══ SUPPLIED DATA ══

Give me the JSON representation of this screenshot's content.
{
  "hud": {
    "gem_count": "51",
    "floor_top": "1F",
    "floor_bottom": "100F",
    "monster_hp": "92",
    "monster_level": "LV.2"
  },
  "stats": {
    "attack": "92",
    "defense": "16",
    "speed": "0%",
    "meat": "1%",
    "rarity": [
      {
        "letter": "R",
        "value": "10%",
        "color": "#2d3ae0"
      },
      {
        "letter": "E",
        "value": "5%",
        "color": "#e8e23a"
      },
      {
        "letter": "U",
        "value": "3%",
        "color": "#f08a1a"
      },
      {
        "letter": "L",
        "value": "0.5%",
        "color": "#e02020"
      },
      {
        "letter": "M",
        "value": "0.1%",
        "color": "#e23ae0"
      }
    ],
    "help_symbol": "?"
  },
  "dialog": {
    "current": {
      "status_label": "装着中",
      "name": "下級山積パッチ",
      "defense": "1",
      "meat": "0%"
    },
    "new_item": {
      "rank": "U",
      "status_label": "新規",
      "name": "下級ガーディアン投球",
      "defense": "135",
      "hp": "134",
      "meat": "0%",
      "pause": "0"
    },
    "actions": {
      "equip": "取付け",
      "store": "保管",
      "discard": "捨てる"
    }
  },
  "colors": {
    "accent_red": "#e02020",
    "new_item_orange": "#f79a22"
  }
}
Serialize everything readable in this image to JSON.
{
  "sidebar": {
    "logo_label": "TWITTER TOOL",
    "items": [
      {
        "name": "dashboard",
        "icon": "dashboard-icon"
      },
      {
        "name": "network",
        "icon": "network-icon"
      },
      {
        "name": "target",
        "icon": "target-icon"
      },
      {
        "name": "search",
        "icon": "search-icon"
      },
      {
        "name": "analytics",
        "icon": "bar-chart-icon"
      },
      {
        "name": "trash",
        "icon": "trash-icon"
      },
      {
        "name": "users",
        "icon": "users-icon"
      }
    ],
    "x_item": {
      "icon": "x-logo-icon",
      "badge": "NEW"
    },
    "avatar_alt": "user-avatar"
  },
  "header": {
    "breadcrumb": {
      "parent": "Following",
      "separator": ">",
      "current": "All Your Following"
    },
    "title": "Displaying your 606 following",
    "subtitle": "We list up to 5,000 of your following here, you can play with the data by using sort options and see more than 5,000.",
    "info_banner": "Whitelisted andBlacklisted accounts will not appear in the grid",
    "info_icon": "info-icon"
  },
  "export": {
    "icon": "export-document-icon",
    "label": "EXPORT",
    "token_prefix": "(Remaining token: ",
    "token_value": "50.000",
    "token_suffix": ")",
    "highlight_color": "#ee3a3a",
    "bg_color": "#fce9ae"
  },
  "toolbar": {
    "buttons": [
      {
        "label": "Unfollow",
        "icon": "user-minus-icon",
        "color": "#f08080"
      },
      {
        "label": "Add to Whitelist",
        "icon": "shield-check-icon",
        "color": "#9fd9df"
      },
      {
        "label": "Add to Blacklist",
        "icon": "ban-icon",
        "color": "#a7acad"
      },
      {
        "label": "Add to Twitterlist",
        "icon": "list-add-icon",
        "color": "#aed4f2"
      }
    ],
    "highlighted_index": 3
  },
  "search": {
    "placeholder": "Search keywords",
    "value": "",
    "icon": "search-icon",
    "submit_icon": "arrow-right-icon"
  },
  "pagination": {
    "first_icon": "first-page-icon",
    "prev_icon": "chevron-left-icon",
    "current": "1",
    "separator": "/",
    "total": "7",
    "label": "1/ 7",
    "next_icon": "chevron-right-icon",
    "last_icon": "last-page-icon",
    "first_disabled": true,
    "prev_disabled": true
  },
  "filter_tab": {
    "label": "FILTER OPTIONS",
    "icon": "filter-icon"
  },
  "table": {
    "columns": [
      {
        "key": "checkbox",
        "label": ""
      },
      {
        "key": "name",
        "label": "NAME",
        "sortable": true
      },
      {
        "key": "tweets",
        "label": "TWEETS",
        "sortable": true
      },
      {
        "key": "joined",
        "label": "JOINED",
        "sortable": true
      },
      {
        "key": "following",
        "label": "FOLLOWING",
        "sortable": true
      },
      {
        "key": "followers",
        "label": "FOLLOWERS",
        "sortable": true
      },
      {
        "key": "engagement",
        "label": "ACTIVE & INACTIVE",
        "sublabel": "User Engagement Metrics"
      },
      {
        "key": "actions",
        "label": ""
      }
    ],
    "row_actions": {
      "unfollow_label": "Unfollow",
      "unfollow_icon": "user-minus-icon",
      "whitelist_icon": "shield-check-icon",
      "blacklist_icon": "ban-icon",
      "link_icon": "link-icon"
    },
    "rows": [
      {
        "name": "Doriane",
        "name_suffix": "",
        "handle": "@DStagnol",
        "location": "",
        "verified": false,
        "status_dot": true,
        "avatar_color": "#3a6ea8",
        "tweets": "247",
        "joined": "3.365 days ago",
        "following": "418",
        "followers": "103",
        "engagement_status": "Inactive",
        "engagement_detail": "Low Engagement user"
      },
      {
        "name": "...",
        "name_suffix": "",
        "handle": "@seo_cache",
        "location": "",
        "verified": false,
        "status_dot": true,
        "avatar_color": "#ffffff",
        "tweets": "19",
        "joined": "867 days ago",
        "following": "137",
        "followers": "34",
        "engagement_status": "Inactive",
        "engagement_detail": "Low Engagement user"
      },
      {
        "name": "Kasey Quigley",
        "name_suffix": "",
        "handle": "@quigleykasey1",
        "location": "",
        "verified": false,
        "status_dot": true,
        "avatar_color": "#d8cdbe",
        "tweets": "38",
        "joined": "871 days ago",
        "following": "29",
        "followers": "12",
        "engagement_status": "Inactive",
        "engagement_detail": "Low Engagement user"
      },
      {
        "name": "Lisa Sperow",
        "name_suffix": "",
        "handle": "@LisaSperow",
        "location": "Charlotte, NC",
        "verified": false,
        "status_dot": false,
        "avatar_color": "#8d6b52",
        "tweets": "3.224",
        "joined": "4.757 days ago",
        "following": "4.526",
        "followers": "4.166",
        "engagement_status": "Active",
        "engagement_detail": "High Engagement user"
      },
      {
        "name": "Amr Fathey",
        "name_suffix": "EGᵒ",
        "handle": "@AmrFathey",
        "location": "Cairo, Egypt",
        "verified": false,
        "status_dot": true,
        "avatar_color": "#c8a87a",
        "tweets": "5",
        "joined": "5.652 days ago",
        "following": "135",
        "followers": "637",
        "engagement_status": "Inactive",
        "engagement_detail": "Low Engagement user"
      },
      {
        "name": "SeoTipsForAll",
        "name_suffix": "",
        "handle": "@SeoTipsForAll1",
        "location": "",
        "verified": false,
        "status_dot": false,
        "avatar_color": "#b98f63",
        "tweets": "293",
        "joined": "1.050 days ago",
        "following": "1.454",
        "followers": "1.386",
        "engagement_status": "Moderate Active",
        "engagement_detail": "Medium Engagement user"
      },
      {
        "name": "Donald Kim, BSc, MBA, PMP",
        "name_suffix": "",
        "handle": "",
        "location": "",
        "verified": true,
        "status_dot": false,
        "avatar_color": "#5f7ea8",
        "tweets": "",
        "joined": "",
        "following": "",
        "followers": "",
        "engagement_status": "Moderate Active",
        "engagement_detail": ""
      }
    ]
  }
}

═══

| TASK REQUIREMENTS |
Quote the whole listing above, leaving nothing out.

| ANSWER FOR THIS EXERCISE |
Give me the JSON representation of this screenshot's content.
{
  "hud": {
    "gem_count": "51",
    "floor_top": "1F",
    "floor_bottom": "100F",
    "monster_hp": "92",
    "monster_level": "LV.2"
  },
  "stats": {
    "attack": "92",
    "defense": "16",
    "speed": "0%",
    "meat": "1%",
    "rarity": [
      {
        "letter": "R",
        "value": "10%",
        "color": "#2d3ae0"
      },
      {
        "letter": "E",
        "value": "5%",
        "color": "#e8e23a"
      },
      {
        "letter": "U",
        "value": "3%",
        "color": "#f08a1a"
      },
      {
        "letter": "L",
        "value": "0.5%",
        "color": "#e02020"
      },
      {
        "letter": "M",
        "value": "0.1%",
        "color": "#e23ae0"
      }
    ],
    "help_symbol": "?"
  },
  "dialog": {
    "current": {
      "status_label": "装着中",
      "name": "下級山積パッチ",
      "defense": "1",
      "meat": "0%"
    },
    "new_item": {
      "rank": "U",
      "status_label": "新規",
      "name": "下級ガーディアン投球",
      "defense": "135",
      "hp": "134",
      "meat": "0%",
      "pause": "0"
    },
    "actions": {
      "equip": "取付け",
      "store": "保管",
      "discard": "捨てる"
    }
  },
  "colors": {
    "accent_red": "#e02020",
    "new_item_orange": "#f79a22"
  }
}
Serialize everything readable in this image to JSON.
{
  "sidebar": {
    "logo_label": "TWITTER TOOL",
    "items": [
      {
        "name": "dashboard",
        "icon": "dashboard-icon"
      },
      {
        "name": "network",
        "icon": "network-icon"
      },
      {
        "name": "target",
        "icon": "target-icon"
      },
      {
        "name": "search",
        "icon": "search-icon"
      },
      {
        "name": "analytics",
        "icon": "bar-chart-icon"
      },
      {
        "name": "trash",
        "icon": "trash-icon"
      },
      {
        "name": "users",
        "icon": "users-icon"
      }
    ],
    "x_item": {
      "icon": "x-logo-icon",
      "badge": "NEW"
    },
    "avatar_alt": "user-avatar"
  },
  "header": {
    "breadcrumb": {
      "parent": "Following",
      "separator": ">",
      "current": "All Your Following"
    },
    "title": "Displaying your 606 following",
    "subtitle": "We list up to 5,000 of your following here, you can play with the data by using sort options and see more than 5,000.",
    "info_banner": "Whitelisted andBlacklisted accounts will not appear in the grid",
    "info_icon": "info-icon"
  },
  "export": {
    "icon": "export-document-icon",
    "label": "EXPORT",
    "token_prefix": "(Remaining token: ",
    "token_value": "50.000",
    "token_suffix": ")",
    "highlight_color": "#ee3a3a",
    "bg_color": "#fce9ae"
  },
  "toolbar": {
    "buttons": [
      {
        "label": "Unfollow",
        "icon": "user-minus-icon",
        "color": "#f08080"
      },
      {
        "label": "Add to Whitelist",
        "icon": "shield-check-icon",
        "color": "#9fd9df"
      },
      {
        "label": "Add to Blacklist",
        "icon": "ban-icon",
        "color": "#a7acad"
      },
      {
        "label": "Add to Twitterlist",
        "icon": "list-add-icon",
        "color": "#aed4f2"
      }
    ],
    "highlighted_index": 3
  },
  "search": {
    "placeholder": "Search keywords",
    "value": "",
    "icon": "search-icon",
    "submit_icon": "arrow-right-icon"
  },
  "pagination": {
    "first_icon": "first-page-icon",
    "prev_icon": "chevron-left-icon",
    "current": "1",
    "separator": "/",
    "total": "7",
    "label": "1/ 7",
    "next_icon": "chevron-right-icon",
    "last_icon": "last-page-icon",
    "first_disabled": true,
    "prev_disabled": true
  },
  "filter_tab": {
    "label": "FILTER OPTIONS",
    "icon": "filter-icon"
  },
  "table": {
    "columns": [
      {
        "key": "checkbox",
        "label": ""
      },
      {
        "key": "name",
        "label": "NAME",
        "sortable": true
      },
      {
        "key": "tweets",
        "label": "TWEETS",
        "sortable": true
      },
      {
        "key": "joined",
        "label": "JOINED",
        "sortable": true
      },
      {
        "key": "following",
        "label": "FOLLOWING",
        "sortable": true
      },
      {
        "key": "followers",
        "label": "FOLLOWERS",
        "sortable": true
      },
      {
        "key": "engagement",
        "label": "ACTIVE & INACTIVE",
        "sublabel": "User Engagement Metrics"
      },
      {
        "key": "actions",
        "label": ""
      }
    ],
    "row_actions": {
      "unfollow_label": "Unfollow",
      "unfollow_icon": "user-minus-icon",
      "whitelist_icon": "shield-check-icon",
      "blacklist_icon": "ban-icon",
      "link_icon": "link-icon"
    },
    "rows": [
      {
        "name": "Doriane",
        "name_suffix": "",
        "handle": "@DStagnol",
        "location": "",
        "verified": false,
        "status_dot": true,
        "avatar_color": "#3a6ea8",
        "tweets": "247",
        "joined": "3.365 days ago",
        "following": "418",
        "followers": "103",
        "engagement_status": "Inactive",
        "engagement_detail": "Low Engagement user"
      },
      {
        "name": "...",
        "name_suffix": "",
        "handle": "@seo_cache",
        "location": "",
        "verified": false,
        "status_dot": true,
        "avatar_color": "#ffffff",
        "tweets": "19",
        "joined": "867 days ago",
        "following": "137",
        "followers": "34",
        "engagement_status": "Inactive",
        "engagement_detail": "Low Engagement user"
      },
      {
        "name": "Kasey Quigley",
        "name_suffix": "",
        "handle": "@quigleykasey1",
        "location": "",
        "verified": false,
        "status_dot": true,
        "avatar_color": "#d8cdbe",
        "tweets": "38",
        "joined": "871 days ago",
        "following": "29",
        "followers": "12",
        "engagement_status": "Inactive",
        "engagement_detail": "Low Engagement user"
      },
      {
        "name": "Lisa Sperow",
        "name_suffix": "",
        "handle": "@LisaSperow",
        "location": "Charlotte, NC",
        "verified": false,
        "status_dot": false,
        "avatar_color": "#8d6b52",
        "tweets": "3.224",
        "joined": "4.757 days ago",
        "following": "4.526",
        "followers": "4.166",
        "engagement_status": "Active",
        "engagement_detail": "High Engagement user"
      },
      {
        "name": "Amr Fathey",
        "name_suffix": "EGᵒ",
        "handle": "@AmrFathey",
        "location": "Cairo, Egypt",
        "verified": false,
        "status_dot": true,
        "avatar_color": "#c8a87a",
        "tweets": "5",
        "joined": "5.652 days ago",
        "following": "135",
        "followers": "637",
        "engagement_status": "Inactive",
        "engagement_detail": "Low Engagement user"
      },
      {
        "name": "SeoTipsForAll",
        "name_suffix": "",
        "handle": "@SeoTipsForAll1",
        "location": "",
        "verified": false,
        "status_dot": false,
        "avatar_color": "#b98f63",
        "tweets": "293",
        "joined": "1.050 days ago",
        "following": "1.454",
        "followers": "1.386",
        "engagement_status": "Moderate Active",
        "engagement_detail": "Medium Engagement user"
      },
      {
        "name": "Donald Kim, BSc, MBA, PMP",
        "name_suffix": "",
        "handle": "",
        "location": "",
        "verified": true,
        "status_dot": false,
        "avatar_color": "#5f7ea8",
        "tweets": "",
        "joined": "",
        "following": "",
        "followers": "",
        "engagement_status": "Moderate Active",
        "engagement_detail": ""
      }
    ]
  }
}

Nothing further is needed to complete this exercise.